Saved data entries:
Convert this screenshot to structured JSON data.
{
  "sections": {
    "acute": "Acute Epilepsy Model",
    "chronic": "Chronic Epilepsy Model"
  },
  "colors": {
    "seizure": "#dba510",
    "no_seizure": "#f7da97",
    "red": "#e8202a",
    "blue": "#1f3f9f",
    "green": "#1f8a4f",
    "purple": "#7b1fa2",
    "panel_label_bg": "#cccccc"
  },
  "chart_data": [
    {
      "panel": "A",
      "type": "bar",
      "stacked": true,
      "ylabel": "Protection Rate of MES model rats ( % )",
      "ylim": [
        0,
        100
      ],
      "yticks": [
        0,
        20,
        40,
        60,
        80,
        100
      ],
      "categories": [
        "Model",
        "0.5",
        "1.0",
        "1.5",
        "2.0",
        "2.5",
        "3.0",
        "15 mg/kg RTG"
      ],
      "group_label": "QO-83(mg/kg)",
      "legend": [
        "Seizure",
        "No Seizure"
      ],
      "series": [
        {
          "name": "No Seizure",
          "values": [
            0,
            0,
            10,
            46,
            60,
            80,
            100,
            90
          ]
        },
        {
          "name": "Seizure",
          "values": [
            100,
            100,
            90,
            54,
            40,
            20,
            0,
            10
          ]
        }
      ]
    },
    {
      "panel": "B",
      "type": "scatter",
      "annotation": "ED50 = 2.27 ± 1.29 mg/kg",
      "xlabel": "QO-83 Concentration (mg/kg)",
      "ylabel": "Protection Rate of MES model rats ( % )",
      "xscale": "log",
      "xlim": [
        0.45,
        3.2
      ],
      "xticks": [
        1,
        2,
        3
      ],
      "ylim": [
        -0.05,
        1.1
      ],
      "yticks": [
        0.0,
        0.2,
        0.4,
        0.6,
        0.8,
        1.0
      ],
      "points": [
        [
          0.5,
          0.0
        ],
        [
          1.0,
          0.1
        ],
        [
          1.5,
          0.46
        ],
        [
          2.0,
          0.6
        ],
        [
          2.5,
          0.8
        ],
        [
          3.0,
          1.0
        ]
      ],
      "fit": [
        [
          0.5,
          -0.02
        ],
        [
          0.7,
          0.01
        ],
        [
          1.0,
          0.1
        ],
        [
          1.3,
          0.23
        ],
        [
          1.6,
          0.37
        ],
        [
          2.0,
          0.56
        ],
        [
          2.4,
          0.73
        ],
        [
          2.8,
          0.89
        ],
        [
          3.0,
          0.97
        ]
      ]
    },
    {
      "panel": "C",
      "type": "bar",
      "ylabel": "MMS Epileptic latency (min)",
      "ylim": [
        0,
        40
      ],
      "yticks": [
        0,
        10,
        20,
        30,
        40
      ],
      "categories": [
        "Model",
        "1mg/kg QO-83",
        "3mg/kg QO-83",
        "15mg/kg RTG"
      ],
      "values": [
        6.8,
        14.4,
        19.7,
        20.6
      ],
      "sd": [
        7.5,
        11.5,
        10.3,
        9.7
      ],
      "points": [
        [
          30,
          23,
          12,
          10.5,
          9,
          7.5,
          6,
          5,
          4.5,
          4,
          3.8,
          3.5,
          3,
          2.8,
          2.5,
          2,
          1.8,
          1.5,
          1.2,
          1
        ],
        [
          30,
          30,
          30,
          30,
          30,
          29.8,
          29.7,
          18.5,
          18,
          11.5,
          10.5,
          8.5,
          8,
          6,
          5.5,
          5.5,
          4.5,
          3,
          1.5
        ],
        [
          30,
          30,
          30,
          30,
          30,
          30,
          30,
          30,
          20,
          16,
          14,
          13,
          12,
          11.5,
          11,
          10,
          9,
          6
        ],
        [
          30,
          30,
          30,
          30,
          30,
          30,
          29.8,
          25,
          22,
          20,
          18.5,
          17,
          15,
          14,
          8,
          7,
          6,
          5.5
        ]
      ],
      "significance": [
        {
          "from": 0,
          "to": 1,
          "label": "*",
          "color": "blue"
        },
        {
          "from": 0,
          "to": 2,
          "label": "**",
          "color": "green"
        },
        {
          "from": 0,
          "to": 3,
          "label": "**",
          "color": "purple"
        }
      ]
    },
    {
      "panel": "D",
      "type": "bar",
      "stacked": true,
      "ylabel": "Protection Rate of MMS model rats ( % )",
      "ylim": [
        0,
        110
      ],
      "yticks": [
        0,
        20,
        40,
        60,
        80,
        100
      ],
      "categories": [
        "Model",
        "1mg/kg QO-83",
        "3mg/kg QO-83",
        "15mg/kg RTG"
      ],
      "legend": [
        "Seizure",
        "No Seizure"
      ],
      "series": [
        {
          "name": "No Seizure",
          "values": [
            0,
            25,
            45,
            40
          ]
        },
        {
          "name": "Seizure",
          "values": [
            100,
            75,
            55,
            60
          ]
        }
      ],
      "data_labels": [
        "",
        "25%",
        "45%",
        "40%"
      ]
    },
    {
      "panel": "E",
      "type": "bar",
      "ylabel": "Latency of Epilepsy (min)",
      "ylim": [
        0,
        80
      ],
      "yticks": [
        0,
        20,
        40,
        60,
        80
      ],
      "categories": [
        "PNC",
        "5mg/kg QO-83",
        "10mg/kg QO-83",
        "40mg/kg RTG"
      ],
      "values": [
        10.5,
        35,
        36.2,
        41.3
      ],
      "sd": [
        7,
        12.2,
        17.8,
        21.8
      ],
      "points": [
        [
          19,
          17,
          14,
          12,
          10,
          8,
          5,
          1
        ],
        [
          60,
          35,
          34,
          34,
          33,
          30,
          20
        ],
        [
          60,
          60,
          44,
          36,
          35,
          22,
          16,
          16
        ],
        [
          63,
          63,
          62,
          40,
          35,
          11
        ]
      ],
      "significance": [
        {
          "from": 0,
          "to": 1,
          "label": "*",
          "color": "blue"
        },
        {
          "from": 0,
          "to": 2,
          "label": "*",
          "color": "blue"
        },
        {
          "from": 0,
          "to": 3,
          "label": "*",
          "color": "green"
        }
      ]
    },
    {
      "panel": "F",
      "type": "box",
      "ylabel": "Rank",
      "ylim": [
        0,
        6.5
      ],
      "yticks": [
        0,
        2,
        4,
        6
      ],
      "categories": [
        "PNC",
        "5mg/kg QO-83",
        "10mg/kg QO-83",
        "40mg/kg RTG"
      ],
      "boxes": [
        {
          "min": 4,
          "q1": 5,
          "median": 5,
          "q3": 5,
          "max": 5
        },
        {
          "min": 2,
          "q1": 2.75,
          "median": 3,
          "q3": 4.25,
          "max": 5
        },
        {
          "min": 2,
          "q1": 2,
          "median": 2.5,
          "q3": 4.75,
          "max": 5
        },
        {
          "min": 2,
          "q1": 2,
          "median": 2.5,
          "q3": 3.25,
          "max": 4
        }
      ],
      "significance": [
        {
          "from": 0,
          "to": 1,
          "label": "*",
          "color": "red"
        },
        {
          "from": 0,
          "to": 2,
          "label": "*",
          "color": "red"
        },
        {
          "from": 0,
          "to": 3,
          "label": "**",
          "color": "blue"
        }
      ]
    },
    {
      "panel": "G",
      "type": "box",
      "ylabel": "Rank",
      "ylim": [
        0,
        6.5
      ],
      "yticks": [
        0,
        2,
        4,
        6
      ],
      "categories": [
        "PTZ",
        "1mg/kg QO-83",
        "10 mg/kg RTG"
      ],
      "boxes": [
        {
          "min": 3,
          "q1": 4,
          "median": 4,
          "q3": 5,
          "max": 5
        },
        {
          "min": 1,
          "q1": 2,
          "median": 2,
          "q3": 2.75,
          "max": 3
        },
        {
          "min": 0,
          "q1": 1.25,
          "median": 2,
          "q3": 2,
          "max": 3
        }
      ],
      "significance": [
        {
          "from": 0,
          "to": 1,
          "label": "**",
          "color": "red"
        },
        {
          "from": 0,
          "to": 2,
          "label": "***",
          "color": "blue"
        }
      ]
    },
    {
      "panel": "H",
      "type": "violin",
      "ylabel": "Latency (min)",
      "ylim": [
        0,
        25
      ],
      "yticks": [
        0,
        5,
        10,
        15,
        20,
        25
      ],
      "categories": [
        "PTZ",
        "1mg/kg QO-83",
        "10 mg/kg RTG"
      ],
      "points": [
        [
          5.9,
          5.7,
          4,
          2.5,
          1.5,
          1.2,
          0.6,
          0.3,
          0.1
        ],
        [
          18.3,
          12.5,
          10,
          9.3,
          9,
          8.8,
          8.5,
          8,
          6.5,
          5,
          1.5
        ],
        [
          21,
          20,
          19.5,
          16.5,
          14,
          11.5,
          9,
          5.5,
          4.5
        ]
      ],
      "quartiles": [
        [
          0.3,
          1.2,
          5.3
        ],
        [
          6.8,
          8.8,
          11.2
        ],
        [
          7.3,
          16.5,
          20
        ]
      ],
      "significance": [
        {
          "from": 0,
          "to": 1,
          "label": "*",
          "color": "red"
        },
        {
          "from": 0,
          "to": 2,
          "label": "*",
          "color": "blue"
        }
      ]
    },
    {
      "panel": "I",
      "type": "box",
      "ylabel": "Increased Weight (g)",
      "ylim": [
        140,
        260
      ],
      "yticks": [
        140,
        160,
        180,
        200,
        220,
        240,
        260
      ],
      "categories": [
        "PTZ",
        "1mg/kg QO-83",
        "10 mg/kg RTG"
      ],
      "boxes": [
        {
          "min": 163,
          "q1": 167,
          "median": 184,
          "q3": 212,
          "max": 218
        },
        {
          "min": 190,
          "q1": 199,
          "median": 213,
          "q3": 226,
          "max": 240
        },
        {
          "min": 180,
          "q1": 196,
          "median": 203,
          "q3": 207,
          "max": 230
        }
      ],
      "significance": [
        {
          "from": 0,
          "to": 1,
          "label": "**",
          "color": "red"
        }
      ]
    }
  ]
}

» Challenge: Tally every line of the data that holds the word "Epilepsy" and write the count alone.

» The reply: 3